GIVEN PROBLEM: Exactly the lines from the one containing "Parse this screenshot: output" through the end of the data below are to be reproduced, and nothing besides them.

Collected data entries

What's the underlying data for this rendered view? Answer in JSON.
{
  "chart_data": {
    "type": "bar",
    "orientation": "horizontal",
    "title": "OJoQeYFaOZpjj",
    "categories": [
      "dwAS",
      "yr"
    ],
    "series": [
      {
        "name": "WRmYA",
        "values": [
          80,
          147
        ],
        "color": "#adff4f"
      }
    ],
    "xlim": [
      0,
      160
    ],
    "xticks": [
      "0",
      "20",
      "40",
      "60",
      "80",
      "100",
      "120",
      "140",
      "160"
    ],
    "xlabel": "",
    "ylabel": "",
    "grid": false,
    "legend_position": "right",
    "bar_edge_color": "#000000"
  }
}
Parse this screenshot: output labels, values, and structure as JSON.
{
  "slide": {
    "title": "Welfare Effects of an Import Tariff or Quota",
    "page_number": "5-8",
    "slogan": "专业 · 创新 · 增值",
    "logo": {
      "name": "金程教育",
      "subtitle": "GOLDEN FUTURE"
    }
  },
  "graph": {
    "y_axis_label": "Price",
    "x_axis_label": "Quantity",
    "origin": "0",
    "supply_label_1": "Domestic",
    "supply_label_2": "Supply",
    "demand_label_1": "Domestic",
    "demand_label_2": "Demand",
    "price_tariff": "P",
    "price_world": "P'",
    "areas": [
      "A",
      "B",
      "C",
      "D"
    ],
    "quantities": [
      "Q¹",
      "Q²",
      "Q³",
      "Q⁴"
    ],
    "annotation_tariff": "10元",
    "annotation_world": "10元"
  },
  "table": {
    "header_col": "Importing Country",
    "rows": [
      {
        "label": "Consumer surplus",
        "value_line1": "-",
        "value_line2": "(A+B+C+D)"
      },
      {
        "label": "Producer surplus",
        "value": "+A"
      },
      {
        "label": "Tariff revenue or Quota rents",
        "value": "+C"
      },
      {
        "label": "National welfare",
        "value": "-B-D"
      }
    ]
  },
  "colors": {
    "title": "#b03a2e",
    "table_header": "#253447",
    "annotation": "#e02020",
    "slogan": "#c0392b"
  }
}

FULL OUTPUT:
Parse this screenshot: output labels, values, and structure as JSON.
{
  "slide": {
    "title": "Welfare Effects of an Import Tariff or Quota",
    "page_number": "5-8",
    "slogan": "专业 · 创新 · 增值",
    "logo": {
      "name": "金程教育",
      "subtitle": "GOLDEN FUTURE"
    }
  },
  "graph": {
    "y_axis_label": "Price",
    "x_axis_label": "Quantity",
    "origin": "0",
    "supply_label_1": "Domestic",
    "supply_label_2": "Supply",
    "demand_label_1": "Domestic",
    "demand_label_2": "Demand",
    "price_tariff": "P",
    "price_world": "P'",
    "areas": [
      "A",
      "B",
      "C",
      "D"
    ],
    "quantities": [
      "Q¹",
      "Q²",
      "Q³",
      "Q⁴"
    ],
    "annotation_tariff": "10元",
    "annotation_world": "10元"
  },
  "table": {
    "header_col": "Importing Country",
    "rows": [
      {
        "label": "Consumer surplus",
        "value_line1": "-",
        "value_line2": "(A+B+C+D)"
      },
      {
        "label": "Producer surplus",
        "value": "+A"
      },
      {
        "label": "Tariff revenue or Quota rents",
        "value": "+C"
      },
      {
        "label": "National welfare",
        "value": "-B-D"
      }
    ]
  },
  "colors": {
    "title": "#b03a2e",
    "table_header": "#253447",
    "annotation": "#e02020",
    "slogan": "#c0392b"
  }
}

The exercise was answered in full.